▶ [Goal] Every entry below must appear again, exactly as written.

◆ ◆ ◆ ◆ ◆ ◆ ◆

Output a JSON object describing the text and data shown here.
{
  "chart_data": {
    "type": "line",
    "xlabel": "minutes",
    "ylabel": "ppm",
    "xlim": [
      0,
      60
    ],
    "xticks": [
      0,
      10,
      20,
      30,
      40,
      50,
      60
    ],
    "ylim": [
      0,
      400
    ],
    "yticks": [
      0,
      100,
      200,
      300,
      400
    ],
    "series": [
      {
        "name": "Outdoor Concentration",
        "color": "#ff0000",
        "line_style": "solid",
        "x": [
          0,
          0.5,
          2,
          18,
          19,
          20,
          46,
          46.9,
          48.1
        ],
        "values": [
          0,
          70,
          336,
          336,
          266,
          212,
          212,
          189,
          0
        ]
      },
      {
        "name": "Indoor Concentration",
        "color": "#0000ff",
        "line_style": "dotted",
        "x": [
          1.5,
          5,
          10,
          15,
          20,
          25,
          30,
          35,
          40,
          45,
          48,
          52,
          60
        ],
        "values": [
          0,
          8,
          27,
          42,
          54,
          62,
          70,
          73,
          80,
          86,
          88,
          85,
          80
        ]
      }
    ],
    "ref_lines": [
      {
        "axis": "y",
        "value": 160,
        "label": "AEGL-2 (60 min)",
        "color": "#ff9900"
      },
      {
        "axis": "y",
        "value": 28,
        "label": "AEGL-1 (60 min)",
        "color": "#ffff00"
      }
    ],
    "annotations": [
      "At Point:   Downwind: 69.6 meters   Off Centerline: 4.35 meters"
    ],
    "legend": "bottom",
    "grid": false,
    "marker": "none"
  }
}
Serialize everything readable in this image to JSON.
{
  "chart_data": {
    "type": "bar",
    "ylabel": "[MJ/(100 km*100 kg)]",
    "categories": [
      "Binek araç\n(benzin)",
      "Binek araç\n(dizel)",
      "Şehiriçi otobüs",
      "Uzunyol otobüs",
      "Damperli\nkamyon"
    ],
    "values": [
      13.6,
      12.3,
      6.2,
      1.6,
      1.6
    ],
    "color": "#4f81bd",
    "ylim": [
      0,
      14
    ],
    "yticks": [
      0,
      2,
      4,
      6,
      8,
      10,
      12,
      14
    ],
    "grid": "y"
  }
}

◆ ◆ ◆ ◆ ◆ ◆ ◆

▶ [Answer to this exercise]
Output a JSON object describing the text and data shown here.
{
  "chart_data": {
    "type": "line",
    "xlabel": "minutes",
    "ylabel": "ppm",
    "xlim": [
      0,
      60
    ],
    "xticks": [
      0,
      10,
      20,
      30,
      40,
      50,
      60
    ],
    "ylim": [
      0,
      400
    ],
    "yticks": [
      0,
      100,
      200,
      300,
      400
    ],
    "series": [
      {
        "name": "Outdoor Concentration",
        "color": "#ff0000",
        "line_style": "solid",
        "x": [
          0,
          0.5,
          2,
          18,
          19,
          20,
          46,
          46.9,
          48.1
        ],
        "values": [
          0,
          70,
          336,
          336,
          266,
          212,
          212,
          189,
          0
        ]
      },
      {
        "name": "Indoor Concentration",
        "color": "#0000ff",
        "line_style": "dotted",
        "x": [
          1.5,
          5,
          10,
          15,
          20,
          25,
          30,
          35,
          40,
          45,
          48,
          52,
          60
        ],
        "values": [
          0,
          8,
          27,
          42,
          54,
          62,
          70,
          73,
          80,
          86,
          88,
          85,
          80
        ]
      }
    ],
    "ref_lines": [
      {
        "axis": "y",
        "value": 160,
        "label": "AEGL-2 (60 min)",
        "color": "#ff9900"
      },
      {
        "axis": "y",
        "value": 28,
        "label": "AEGL-1 (60 min)",
        "color": "#ffff00"
      }
    ],
    "annotations": [
      "At Point:   Downwind: 69.6 meters   Off Centerline: 4.35 meters"
    ],
    "legend": "bottom",
    "grid": false,
    "marker": "none"
  }
}
Serialize everything readable in this image to JSON.
{
  "chart_data": {
    "type": "bar",
    "ylabel": "[MJ/(100 km*100 kg)]",
    "categories": [
      "Binek araç\n(benzin)",
      "Binek araç\n(dizel)",
      "Şehiriçi otobüs",
      "Uzunyol otobüs",
      "Damperli\nkamyon"
    ],
    "values": [
      13.6,
      12.3,
      6.2,
      1.6,
      1.6
    ],
    "color": "#4f81bd",
    "ylim": [
      0,
      14
    ],
    "yticks": [
      0,
      2,
      4,
      6,
      8,
      10,
      12,
      14
    ],
    "grid": "y"
  }
}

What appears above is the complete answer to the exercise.